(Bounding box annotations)
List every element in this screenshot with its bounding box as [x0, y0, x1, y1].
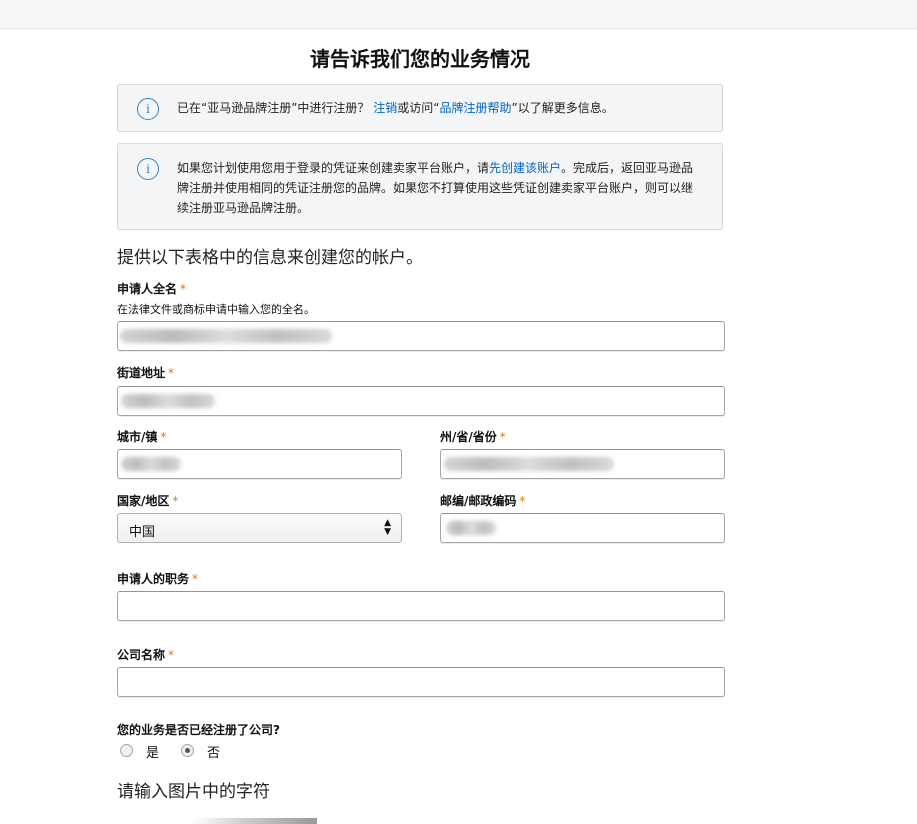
- create-account-link[interactable]: 先创建该账户: [489, 161, 561, 175]
- label-text: 申请人的职务: [117, 572, 190, 586]
- required-asterisk: *: [192, 572, 199, 586]
- registered-company-question: 您的业务是否已经注册了公司?: [117, 723, 280, 737]
- city-input[interactable]: [117, 449, 402, 479]
- radio-yes-label[interactable]: 是: [146, 742, 159, 761]
- info-icon: i: [137, 158, 159, 180]
- city-label: 城市/镇 *: [117, 428, 166, 445]
- job-title-input[interactable]: [117, 591, 725, 621]
- postal-code-label: 邮编/邮政编码 *: [440, 492, 525, 509]
- state-input[interactable]: [440, 449, 725, 479]
- applicant-name-input[interactable]: [117, 321, 725, 351]
- required-asterisk: *: [519, 494, 526, 508]
- street-address-label: 街道地址 *: [117, 364, 174, 381]
- redacted-value: [120, 329, 332, 343]
- label-text: 街道地址: [117, 366, 166, 380]
- captcha-image: [192, 818, 317, 824]
- required-asterisk: *: [160, 430, 167, 444]
- alert-text-part: ”以了解更多信息。: [511, 101, 614, 115]
- state-label: 州/省/省份 *: [440, 428, 506, 445]
- label-text: 申请人全名: [117, 282, 178, 296]
- redacted-value: [446, 521, 496, 535]
- redacted-value: [121, 457, 181, 471]
- country-select[interactable]: 中国 ▲ ▼: [117, 513, 402, 543]
- alert-text-part: 已在“亚马逊品牌注册”中进行注册？: [177, 101, 374, 115]
- street-address-input[interactable]: [117, 386, 725, 416]
- page-title: 请告诉我们您的业务情况: [310, 47, 530, 71]
- brand-registry-help-link[interactable]: 品牌注册帮助: [439, 101, 511, 115]
- signin-info-alert: i 已在“亚马逊品牌注册”中进行注册？ 注销或访问“品牌注册帮助”以了解更多信息…: [117, 84, 723, 132]
- select-arrows-icon: ▲ ▼: [384, 518, 391, 537]
- sign-out-link[interactable]: 注销: [373, 101, 397, 115]
- alert-text: 已在“亚马逊品牌注册”中进行注册？ 注销或访问“品牌注册帮助”以了解更多信息。: [177, 98, 702, 118]
- label-text: 邮编/邮政编码: [440, 494, 517, 508]
- label-text: 公司名称: [117, 648, 166, 662]
- applicant-name-hint: 在法律文件或商标申请中输入您的全名。: [117, 303, 315, 316]
- required-asterisk: *: [499, 430, 506, 444]
- info-icon: i: [137, 98, 159, 120]
- radio-no-label[interactable]: 否: [207, 742, 220, 761]
- required-asterisk: *: [172, 494, 179, 508]
- captcha-heading: 请输入图片中的字符: [117, 782, 270, 802]
- postal-code-input[interactable]: [440, 513, 725, 543]
- alert-text-part: 或访问“: [397, 101, 440, 115]
- label-text: 州/省/省份: [440, 430, 497, 444]
- company-name-input[interactable]: [117, 667, 725, 697]
- required-asterisk: *: [180, 282, 187, 296]
- redacted-value: [121, 394, 215, 408]
- country-selected-value: 中国: [129, 525, 156, 540]
- radio-yes[interactable]: [120, 744, 133, 757]
- label-text: 城市/镇: [117, 430, 158, 444]
- top-bar: [0, 0, 917, 29]
- country-label: 国家/地区 *: [117, 492, 178, 509]
- company-name-label: 公司名称 *: [117, 646, 174, 663]
- form-section-heading: 提供以下表格中的信息来创建您的帐户。: [117, 248, 423, 268]
- radio-no[interactable]: [181, 744, 194, 757]
- label-text: 国家/地区: [117, 494, 170, 508]
- alert-text: 如果您计划使用您用于登录的凭证来创建卖家平台账户，请先创建该账户。完成后，返回亚…: [177, 158, 702, 218]
- required-asterisk: *: [168, 648, 175, 662]
- seller-central-info-alert: i 如果您计划使用您用于登录的凭证来创建卖家平台账户，请先创建该账户。完成后，返…: [117, 143, 723, 230]
- required-asterisk: *: [168, 366, 175, 380]
- alert-text-part: 如果您计划使用您用于登录的凭证来创建卖家平台账户，请: [177, 161, 490, 175]
- redacted-value: [444, 457, 614, 471]
- applicant-name-label: 申请人全名 *: [117, 280, 186, 297]
- job-title-label: 申请人的职务 *: [117, 570, 198, 587]
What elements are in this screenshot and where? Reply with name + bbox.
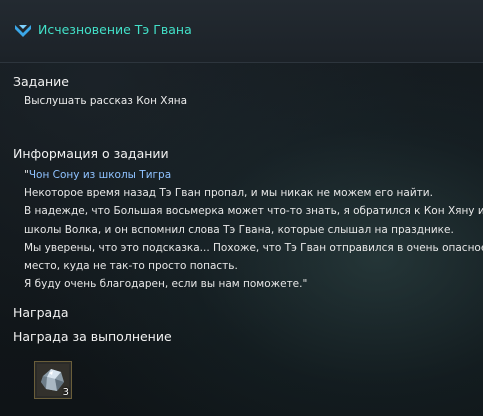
description-line: место, куда не так-то просто попасть. [24,260,238,273]
quest-header: Исчезновение Тэ Гвана [0,0,483,63]
description-line: В надежде, что Большая восьмерка может ч… [24,205,483,218]
chevron-quest-icon [14,22,32,40]
quest-title: Исчезновение Тэ Гвана [38,22,192,37]
description-line: Мы уверены, что это подсказка... Похоже,… [24,241,483,254]
item-count: 3 [62,387,69,398]
description-line: Я буду очень благодарен, если вы нам пом… [24,278,308,291]
speaker-name: Чон Сону из школы Тигра [28,169,172,181]
completion-reward-heading: Награда за выполнение [13,329,172,344]
description-line: школы Волка, и он вспомнил слова Тэ Гван… [24,223,454,236]
speaker-line: "Чон Сону из школы Тигра [24,166,476,184]
task-objective: Выслушать рассказ Кон Хяна [24,95,188,107]
description-line: Некоторое время назад Тэ Гван пропал, и … [24,187,433,200]
reward-heading: Награда [13,305,69,320]
quest-details-panel: Исчезновение Тэ Гвана Задание Выслушать … [0,0,483,416]
task-heading: Задание [13,74,69,89]
info-heading: Информация о задании [13,146,169,161]
quest-description: "Чон Сону из школы Тигра Некоторое время… [24,166,483,293]
reward-item-slot[interactable]: 3 [34,361,72,399]
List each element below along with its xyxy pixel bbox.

◆ **THE EXERCISE**: Turn every line of the entries above into a Markdown table with the columns "Row" and "Line," numbering the rows and skipping blank lines. Leave the pictures out of the table.

◆ **THE OUTPUT**:
| Row | Line |
|---|---|
| 1 | List every element in this screenshot with its bounding box as [x0, y0, x1, y1]. |
| 2 | - create-account-link[interactable]: 先创建该账户: [489, 161, 561, 175] |
| 3 | - label-text: 申请人的职务: [117, 572, 190, 586] |
| 4 | - required-asterisk: *: [192, 572, 199, 586] |
| 5 | - registered-company-question: 您的业务是否已经注册了公司?: [117, 723, 280, 737] |
| 6 | - city-input[interactable]: [117, 449, 402, 479] |
| 7 | - radio-yes-label[interactable]: 是: [146, 742, 159, 761] |
| 8 | - info-icon: i: [137, 158, 159, 180] |
| 9 | - city-label: 城市/镇 *: [117, 428, 166, 445] |
| 10 | - job-title-input[interactable]: [117, 591, 725, 621] |
| 11 | - postal-code-label: 邮编/邮政编码 *: [440, 492, 525, 509] |
| 12 | - state-input[interactable]: [440, 449, 725, 479] |
| 13 | - applicant-name-input[interactable]: [117, 321, 725, 351] |
| 14 | - required-asterisk: *: [519, 494, 526, 508] |
| 15 | - street-address-label: 街道地址 *: [117, 364, 174, 381] |
| 16 | - redacted-value: [120, 329, 332, 343] |
| 17 | - label-text: 街道地址: [117, 366, 166, 380] |
| 18 | - captcha-image: [192, 818, 317, 824] |
| 19 | - required-asterisk: *: [160, 430, 167, 444] |
| 20 | - alert-text-part: ”以了解更多信息。: [511, 101, 614, 115] |
| 21 | - state-label: 州/省/省份 *: [440, 428, 506, 445] |
| 22 | - label-text: 申请人全名: [117, 282, 178, 296] |
| 23 | - redacted-value: [446, 521, 496, 535] |
| 24 | - redacted-value: [121, 457, 181, 471] |
| 25 | - country-select[interactable]: 中国 ▲ ▼: [117, 513, 402, 543] |
| 26 | - alert-text-part: 已在“亚马逊品牌注册”中进行注册？: [177, 101, 374, 115] |
| 27 | - street-address-input[interactable]: [117, 386, 725, 416] |
| 28 | - page-title: 请告诉我们您的业务情况: [310, 47, 530, 71] |
| 29 | - brand-registry-help-link[interactable]: 品牌注册帮助: [439, 101, 511, 115] |
| 30 | - signin-info-alert: i 已在“亚马逊品牌注册”中进行注册？ 注销或访问“品牌注册帮助”以了解更多信息…: [117, 84, 723, 132] |
| 31 | - select-arrows-icon: ▲ ▼: [384, 518, 391, 537] |
| 32 | - sign-out-link[interactable]: 注销: [373, 101, 397, 115] |
| 33 | - alert-text: 已在“亚马逊品牌注册”中进行注册？ 注销或访问“品牌注册帮助”以了解更多信息。: [177, 98, 702, 118] |
| 34 | - label-text: 邮编/邮政编码: [440, 494, 517, 508] |
| 35 | - label-text: 公司名称: [117, 648, 166, 662] |
| 36 | - applicant-name-hint: 在法律文件或商标申请中输入您的全名。: [117, 303, 315, 316] |
| 37 | - required-asterisk: *: [499, 430, 506, 444] |
| 38 | - info-icon: i: [137, 98, 159, 120] |
| 39 | - radio-no-label[interactable]: 否: [207, 742, 220, 761] |
| 40 | - required-asterisk: *: [172, 494, 179, 508] |
| 41 | - captcha-heading: 请输入图片中的字符: [117, 782, 270, 802] |
| 42 | - postal-code-input[interactable]: [440, 513, 725, 543] |
| 43 | - alert-text-part: 或访问“: [397, 101, 440, 115] |
| 44 | - label-text: 州/省/省份: [440, 430, 497, 444] |
| 45 | - company-name-input[interactable]: [117, 667, 725, 697] |
| 46 | - required-asterisk: *: [180, 282, 187, 296] |
| 47 | - redacted-value: [121, 394, 215, 408] |
| 48 | - country-selected-value: 中国: [129, 525, 156, 540] |
| 49 | - radio-yes[interactable]: [120, 744, 133, 757] |
| 50 | - label-text: 城市/镇: [117, 430, 158, 444] |
| 51 | - top-bar: [0, 0, 917, 29] |
| 52 | - country-label: 国家/地区 *: [117, 492, 178, 509] |
| 53 | - company-name-label: 公司名称 *: [117, 646, 174, 663] |
| 54 | - form-section-heading: 提供以下表格中的信息来创建您的帐户。: [117, 248, 423, 268] |
| 55 | - radio-no[interactable]: [181, 744, 194, 757] |
| 56 | - label-text: 国家/地区: [117, 494, 170, 508] |
| 57 | - alert-text: 如果您计划使用您用于登录的凭证来创建卖家平台账户，请先创建该账户。完成后，返回亚…: [177, 158, 702, 218] |
| 58 | - required-asterisk: *: [168, 648, 175, 662] |
| 59 | - seller-central-info-alert: i 如果您计划使用您用于登录的凭证来创建卖家平台账户，请先创建该账户。完成后，返…: [117, 143, 723, 230] |
| 60 | - required-asterisk: *: [168, 366, 175, 380] |
| 61 | - alert-text-part: 如果您计划使用您用于登录的凭证来创建卖家平台账户，请: [177, 161, 490, 175] |
| 62 | - redacted-value: [444, 457, 614, 471] |
| 63 | - applicant-name-label: 申请人全名 *: [117, 280, 186, 297] |
| 64 | - job-title-label: 申请人的职务 *: [117, 570, 198, 587] |
| 65 | What elements are in this screenshot and where? Reply with name + bbox. |
| 66 | description-line: место, куда не так-то просто попасть. [24,260,238,273] |
| 67 | quest-header: Исчезновение Тэ Гвана [0,0,483,63] |
| 68 | description-line: В надежде, что Большая восьмерка может ч… [24,205,483,218] |
| 69 | chevron-quest-icon [14,22,32,40] |
| 70 | quest-title: Исчезновение Тэ Гвана [38,22,192,37] |
| 71 | description-line: Мы уверены, что это подсказка... Похоже,… [24,241,483,254] |
| 72 | item-count: 3 [62,387,69,398] |
| 73 | description-line: Я буду очень благодарен, если вы нам пом… [24,278,308,291] |
| 74 | speaker-name: Чон Сону из школы Тигра [28,169,172,181] |
| 75 | completion-reward-heading: Награда за выполнение [13,329,172,344] |
| 76 | description-line: школы Волка, и он вспомнил слова Тэ Гван… [24,223,454,236] |
| 77 | speaker-line: "Чон Сону из школы Тигра [24,166,476,184] |
| 78 | task-objective: Выслушать рассказ Кон Хяна [24,95,188,107] |
| 79 | description-line: Некоторое время назад Тэ Гван пропал, и … [24,187,433,200] |
| 80 | reward-heading: Награда [13,305,69,320] |
| 81 | quest-details-panel: Исчезновение Тэ Гвана Задание Выслушать … [0,0,483,416] |
| 82 | task-heading: Задание [13,74,69,89] |
| 83 | info-heading: Информация о задании [13,146,169,161] |
| 84 | quest-description: "Чон Сону из школы Тигра Некоторое время… [24,166,483,293] |
| 85 | reward-item-slot[interactable]: 3 [34,361,72,399] |
| 86 | List each element below along with its xyxy pixel bbox. |